**Exercise brief:** From the first line to the last, repeat the records exactly and skip the pictures.

*** Task data ***

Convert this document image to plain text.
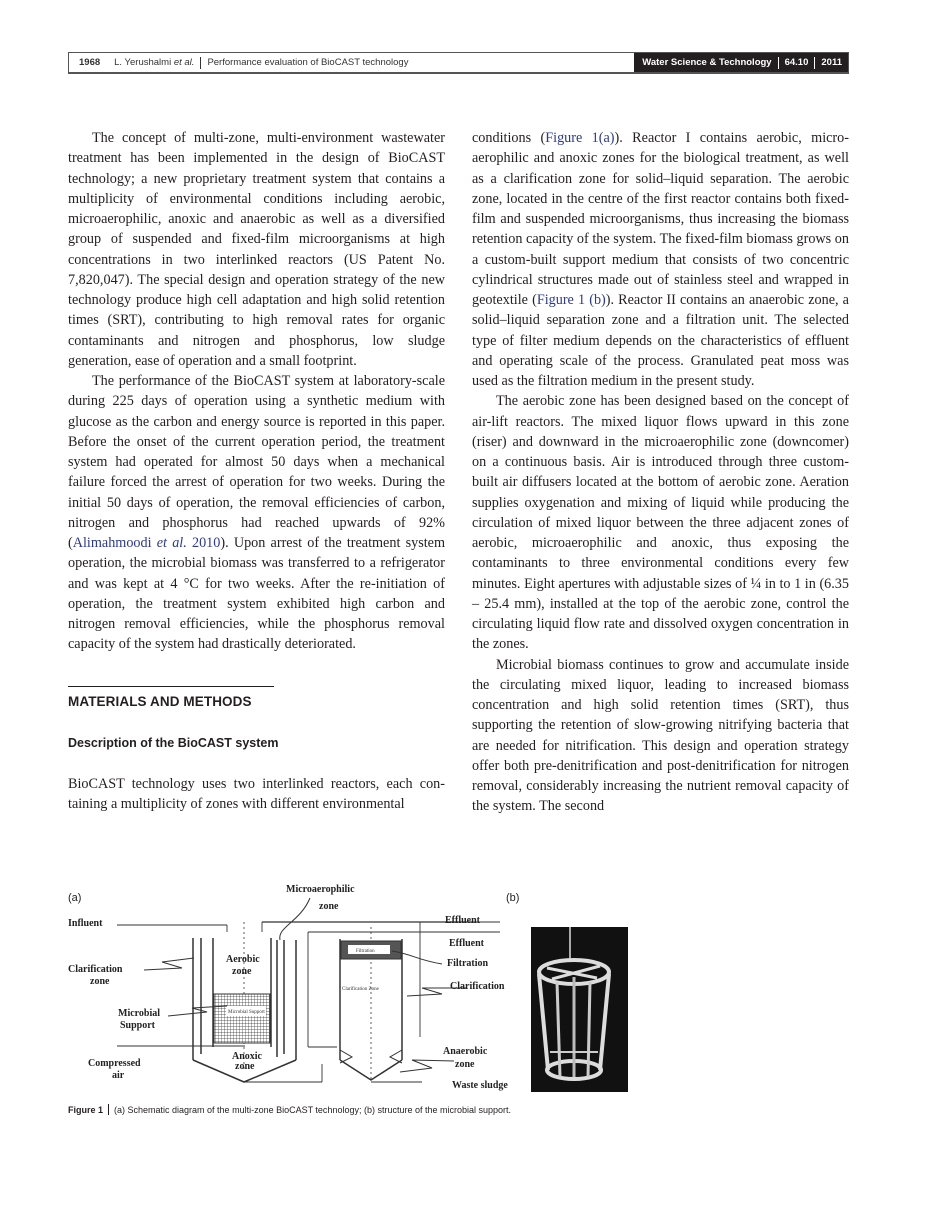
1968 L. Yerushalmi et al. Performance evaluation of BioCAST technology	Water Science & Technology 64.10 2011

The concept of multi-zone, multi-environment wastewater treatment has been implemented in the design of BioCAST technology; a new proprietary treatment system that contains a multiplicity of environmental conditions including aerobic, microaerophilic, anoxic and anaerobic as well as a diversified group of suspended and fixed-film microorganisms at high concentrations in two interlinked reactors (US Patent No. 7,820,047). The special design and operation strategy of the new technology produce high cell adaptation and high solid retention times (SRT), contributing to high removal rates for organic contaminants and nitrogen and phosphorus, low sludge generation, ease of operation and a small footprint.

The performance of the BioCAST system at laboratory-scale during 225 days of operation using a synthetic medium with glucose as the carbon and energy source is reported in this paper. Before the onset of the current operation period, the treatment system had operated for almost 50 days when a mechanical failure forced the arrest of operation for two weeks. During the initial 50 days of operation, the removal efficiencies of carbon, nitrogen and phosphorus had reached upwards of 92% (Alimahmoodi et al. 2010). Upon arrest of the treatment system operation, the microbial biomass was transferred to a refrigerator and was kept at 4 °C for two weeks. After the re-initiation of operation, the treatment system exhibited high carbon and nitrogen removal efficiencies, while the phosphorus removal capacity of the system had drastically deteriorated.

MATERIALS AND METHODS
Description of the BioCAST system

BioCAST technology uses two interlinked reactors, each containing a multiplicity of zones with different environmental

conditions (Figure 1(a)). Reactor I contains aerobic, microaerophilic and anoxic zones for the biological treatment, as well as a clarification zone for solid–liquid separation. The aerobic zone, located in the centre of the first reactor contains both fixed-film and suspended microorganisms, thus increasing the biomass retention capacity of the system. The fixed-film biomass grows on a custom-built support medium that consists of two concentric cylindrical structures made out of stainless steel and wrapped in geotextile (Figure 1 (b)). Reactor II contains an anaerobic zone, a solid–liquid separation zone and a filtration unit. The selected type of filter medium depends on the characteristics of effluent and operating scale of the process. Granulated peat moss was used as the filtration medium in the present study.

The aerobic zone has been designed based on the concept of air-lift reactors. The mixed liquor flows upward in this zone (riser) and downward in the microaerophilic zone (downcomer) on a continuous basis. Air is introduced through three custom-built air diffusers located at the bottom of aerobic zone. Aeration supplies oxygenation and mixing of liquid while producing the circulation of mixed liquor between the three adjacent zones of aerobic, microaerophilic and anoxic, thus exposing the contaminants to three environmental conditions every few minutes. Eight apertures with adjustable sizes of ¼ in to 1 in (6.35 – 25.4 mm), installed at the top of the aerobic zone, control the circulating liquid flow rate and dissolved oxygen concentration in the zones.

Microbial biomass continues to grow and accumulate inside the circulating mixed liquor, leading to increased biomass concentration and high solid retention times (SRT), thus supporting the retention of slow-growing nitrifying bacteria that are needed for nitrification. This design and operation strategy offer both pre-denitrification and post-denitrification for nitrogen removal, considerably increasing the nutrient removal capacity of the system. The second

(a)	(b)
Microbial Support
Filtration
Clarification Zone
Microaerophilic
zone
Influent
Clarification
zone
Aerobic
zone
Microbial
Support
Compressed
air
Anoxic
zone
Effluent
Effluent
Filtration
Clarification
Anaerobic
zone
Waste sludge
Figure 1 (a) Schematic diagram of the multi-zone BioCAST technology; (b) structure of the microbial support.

*** End of Task data ***

**Result of this task:**
Convert this document image to plain text.
1968 L. Yerushalmi et al. Performance evaluation of BioCAST technology	Water Science & Technology 64.10 2011

The concept of multi-zone, multi-environment wastewater treatment has been implemented in the design of BioCAST technology; a new proprietary treatment system that contains a multiplicity of environmental conditions including aerobic, microaerophilic, anoxic and anaerobic as well as a diversified group of suspended and fixed-film microorganisms at high concentrations in two interlinked reactors (US Patent No. 7,820,047). The special design and operation strategy of the new technology produce high cell adaptation and high solid retention times (SRT), contributing to high removal rates for organic contaminants and nitrogen and phosphorus, low sludge generation, ease of operation and a small footprint.

The performance of the BioCAST system at laboratory-scale during 225 days of operation using a synthetic medium with glucose as the carbon and energy source is reported in this paper. Before the onset of the current operation period, the treatment system had operated for almost 50 days when a mechanical failure forced the arrest of operation for two weeks. During the initial 50 days of operation, the removal efficiencies of carbon, nitrogen and phosphorus had reached upwards of 92% (Alimahmoodi et al. 2010). Upon arrest of the treatment system operation, the microbial biomass was transferred to a refrigerator and was kept at 4 °C for two weeks. After the re-initiation of operation, the treatment system exhibited high carbon and nitrogen removal efficiencies, while the phosphorus removal capacity of the system had drastically deteriorated.

MATERIALS AND METHODS
Description of the BioCAST system

BioCAST technology uses two interlinked reactors, each containing a multiplicity of zones with different environmental

conditions (Figure 1(a)). Reactor I contains aerobic, microaerophilic and anoxic zones for the biological treatment, as well as a clarification zone for solid–liquid separation. The aerobic zone, located in the centre of the first reactor contains both fixed-film and suspended microorganisms, thus increasing the biomass retention capacity of the system. The fixed-film biomass grows on a custom-built support medium that consists of two concentric cylindrical structures made out of stainless steel and wrapped in geotextile (Figure 1 (b)). Reactor II contains an anaerobic zone, a solid–liquid separation zone and a filtration unit. The selected type of filter medium depends on the characteristics of effluent and operating scale of the process. Granulated peat moss was used as the filtration medium in the present study.

The aerobic zone has been designed based on the concept of air-lift reactors. The mixed liquor flows upward in this zone (riser) and downward in the microaerophilic zone (downcomer) on a continuous basis. Air is introduced through three custom-built air diffusers located at the bottom of aerobic zone. Aeration supplies oxygenation and mixing of liquid while producing the circulation of mixed liquor between the three adjacent zones of aerobic, microaerophilic and anoxic, thus exposing the contaminants to three environmental conditions every few minutes. Eight apertures with adjustable sizes of ¼ in to 1 in (6.35 – 25.4 mm), installed at the top of the aerobic zone, control the circulating liquid flow rate and dissolved oxygen concentration in the zones.

Microbial biomass continues to grow and accumulate inside the circulating mixed liquor, leading to increased biomass concentration and high solid retention times (SRT), thus supporting the retention of slow-growing nitrifying bacteria that are needed for nitrification. This design and operation strategy offer both pre-denitrification and post-denitrification for nitrogen removal, considerably increasing the nutrient removal capacity of the system. The second

(a)	(b)
Microbial Support
Filtration
Clarification Zone
Microaerophilic
zone
Influent
Clarification
zone
Aerobic
zone
Microbial
Support
Compressed
air
Anoxic
zone
Effluent
Effluent
Filtration
Clarification
Anaerobic
zone
Waste sludge
Figure 1 (a) Schematic diagram of the multi-zone BioCAST technology; (b) structure of the microbial support.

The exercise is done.